(Instructions to follow) Copy every line that contains the string "Gerilimi" from the entries below.

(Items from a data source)
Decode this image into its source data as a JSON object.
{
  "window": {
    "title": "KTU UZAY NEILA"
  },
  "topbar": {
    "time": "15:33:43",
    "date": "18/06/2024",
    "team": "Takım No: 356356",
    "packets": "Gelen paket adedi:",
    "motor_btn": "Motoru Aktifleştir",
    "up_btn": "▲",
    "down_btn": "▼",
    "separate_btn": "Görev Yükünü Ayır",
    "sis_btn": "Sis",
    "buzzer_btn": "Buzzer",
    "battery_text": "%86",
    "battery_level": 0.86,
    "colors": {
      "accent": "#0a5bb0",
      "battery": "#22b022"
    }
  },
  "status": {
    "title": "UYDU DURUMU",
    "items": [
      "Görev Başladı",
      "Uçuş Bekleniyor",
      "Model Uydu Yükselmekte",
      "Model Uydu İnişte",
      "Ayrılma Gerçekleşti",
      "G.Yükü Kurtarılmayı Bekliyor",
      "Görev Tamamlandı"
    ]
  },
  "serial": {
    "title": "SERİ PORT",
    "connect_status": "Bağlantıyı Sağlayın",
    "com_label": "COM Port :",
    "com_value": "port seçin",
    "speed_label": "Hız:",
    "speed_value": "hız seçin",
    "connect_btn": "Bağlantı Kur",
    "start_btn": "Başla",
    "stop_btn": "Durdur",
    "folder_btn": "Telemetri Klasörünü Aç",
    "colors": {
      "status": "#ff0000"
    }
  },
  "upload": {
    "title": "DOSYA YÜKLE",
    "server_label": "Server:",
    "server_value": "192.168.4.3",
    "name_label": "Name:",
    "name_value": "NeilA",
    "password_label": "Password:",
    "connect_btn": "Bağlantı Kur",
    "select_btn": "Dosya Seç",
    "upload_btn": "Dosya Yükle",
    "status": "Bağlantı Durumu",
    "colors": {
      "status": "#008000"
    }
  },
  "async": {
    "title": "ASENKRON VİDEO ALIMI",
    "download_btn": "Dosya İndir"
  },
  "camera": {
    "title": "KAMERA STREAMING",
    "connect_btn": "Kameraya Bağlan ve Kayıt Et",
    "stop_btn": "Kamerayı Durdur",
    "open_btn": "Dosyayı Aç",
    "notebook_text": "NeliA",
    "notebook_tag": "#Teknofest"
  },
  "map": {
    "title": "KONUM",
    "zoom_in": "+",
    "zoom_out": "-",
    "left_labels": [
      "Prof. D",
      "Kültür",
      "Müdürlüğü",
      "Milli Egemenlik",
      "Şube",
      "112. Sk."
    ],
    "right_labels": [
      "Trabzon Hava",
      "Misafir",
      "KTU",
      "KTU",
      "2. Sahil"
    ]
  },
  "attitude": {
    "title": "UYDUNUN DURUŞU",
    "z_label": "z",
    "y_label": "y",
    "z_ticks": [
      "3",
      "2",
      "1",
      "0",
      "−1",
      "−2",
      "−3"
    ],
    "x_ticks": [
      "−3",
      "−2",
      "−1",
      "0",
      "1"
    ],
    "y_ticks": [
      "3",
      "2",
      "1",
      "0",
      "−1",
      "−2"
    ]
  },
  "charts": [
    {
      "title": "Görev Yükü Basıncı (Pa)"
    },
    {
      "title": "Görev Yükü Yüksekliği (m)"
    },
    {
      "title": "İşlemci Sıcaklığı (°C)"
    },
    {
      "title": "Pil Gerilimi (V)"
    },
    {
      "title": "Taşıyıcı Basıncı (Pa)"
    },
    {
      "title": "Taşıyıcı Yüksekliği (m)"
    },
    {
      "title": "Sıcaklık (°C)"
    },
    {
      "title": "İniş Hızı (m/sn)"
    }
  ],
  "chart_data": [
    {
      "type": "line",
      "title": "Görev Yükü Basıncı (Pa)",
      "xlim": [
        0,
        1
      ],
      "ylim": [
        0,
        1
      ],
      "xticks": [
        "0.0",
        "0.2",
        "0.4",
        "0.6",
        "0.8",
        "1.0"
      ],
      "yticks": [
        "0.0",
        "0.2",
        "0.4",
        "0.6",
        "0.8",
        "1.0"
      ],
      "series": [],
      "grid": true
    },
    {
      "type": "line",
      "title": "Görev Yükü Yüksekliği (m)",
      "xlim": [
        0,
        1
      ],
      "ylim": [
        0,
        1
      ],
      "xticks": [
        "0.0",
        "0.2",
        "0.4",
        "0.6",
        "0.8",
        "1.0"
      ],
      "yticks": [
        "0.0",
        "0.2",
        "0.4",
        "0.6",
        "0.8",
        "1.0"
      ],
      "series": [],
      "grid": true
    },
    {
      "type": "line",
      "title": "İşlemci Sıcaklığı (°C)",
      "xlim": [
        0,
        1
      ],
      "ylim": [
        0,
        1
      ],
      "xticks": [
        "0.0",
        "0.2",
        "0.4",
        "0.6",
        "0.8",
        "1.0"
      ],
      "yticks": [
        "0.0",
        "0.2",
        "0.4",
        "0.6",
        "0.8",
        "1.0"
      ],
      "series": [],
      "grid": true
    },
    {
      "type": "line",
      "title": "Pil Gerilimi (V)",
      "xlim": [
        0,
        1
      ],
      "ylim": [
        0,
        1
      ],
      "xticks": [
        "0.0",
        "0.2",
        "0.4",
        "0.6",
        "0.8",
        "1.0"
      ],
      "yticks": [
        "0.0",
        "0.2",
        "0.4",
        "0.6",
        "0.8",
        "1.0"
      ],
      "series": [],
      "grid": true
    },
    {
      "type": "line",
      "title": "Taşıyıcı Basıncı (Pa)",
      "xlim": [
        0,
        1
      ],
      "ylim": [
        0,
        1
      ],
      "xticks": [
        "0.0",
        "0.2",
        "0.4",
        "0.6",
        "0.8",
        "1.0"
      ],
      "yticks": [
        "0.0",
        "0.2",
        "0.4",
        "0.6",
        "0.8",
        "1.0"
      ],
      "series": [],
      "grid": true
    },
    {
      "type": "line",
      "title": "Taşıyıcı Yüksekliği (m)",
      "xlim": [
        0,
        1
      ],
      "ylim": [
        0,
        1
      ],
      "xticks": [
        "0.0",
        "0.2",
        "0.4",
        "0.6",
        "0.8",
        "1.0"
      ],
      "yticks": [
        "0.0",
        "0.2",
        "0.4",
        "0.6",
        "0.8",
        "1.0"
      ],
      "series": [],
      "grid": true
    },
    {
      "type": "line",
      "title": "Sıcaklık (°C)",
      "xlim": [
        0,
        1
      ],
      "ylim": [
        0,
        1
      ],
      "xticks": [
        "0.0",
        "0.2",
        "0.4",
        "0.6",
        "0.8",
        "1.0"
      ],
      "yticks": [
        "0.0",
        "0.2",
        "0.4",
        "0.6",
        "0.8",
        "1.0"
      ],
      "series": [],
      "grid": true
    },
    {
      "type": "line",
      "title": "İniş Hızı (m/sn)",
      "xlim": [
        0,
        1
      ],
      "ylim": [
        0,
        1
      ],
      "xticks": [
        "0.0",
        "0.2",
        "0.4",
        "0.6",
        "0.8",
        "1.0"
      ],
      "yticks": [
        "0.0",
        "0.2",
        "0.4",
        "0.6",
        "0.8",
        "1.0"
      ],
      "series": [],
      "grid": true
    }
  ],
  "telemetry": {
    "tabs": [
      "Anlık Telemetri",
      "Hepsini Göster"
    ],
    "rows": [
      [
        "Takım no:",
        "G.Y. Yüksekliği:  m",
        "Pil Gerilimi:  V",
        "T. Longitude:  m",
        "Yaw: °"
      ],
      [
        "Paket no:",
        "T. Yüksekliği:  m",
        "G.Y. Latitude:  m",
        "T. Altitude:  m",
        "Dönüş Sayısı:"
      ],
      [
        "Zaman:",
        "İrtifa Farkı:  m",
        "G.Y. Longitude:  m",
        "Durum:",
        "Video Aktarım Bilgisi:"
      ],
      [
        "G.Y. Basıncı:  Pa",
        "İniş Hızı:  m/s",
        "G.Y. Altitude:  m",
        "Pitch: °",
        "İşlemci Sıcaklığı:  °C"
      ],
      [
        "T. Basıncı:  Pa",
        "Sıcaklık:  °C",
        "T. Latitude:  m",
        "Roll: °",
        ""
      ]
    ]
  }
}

(Response)
      "title": "Pil Gerilimi (V)"
      "title": "Pil Gerilimi (V)",
        "Pil Gerilimi:  V",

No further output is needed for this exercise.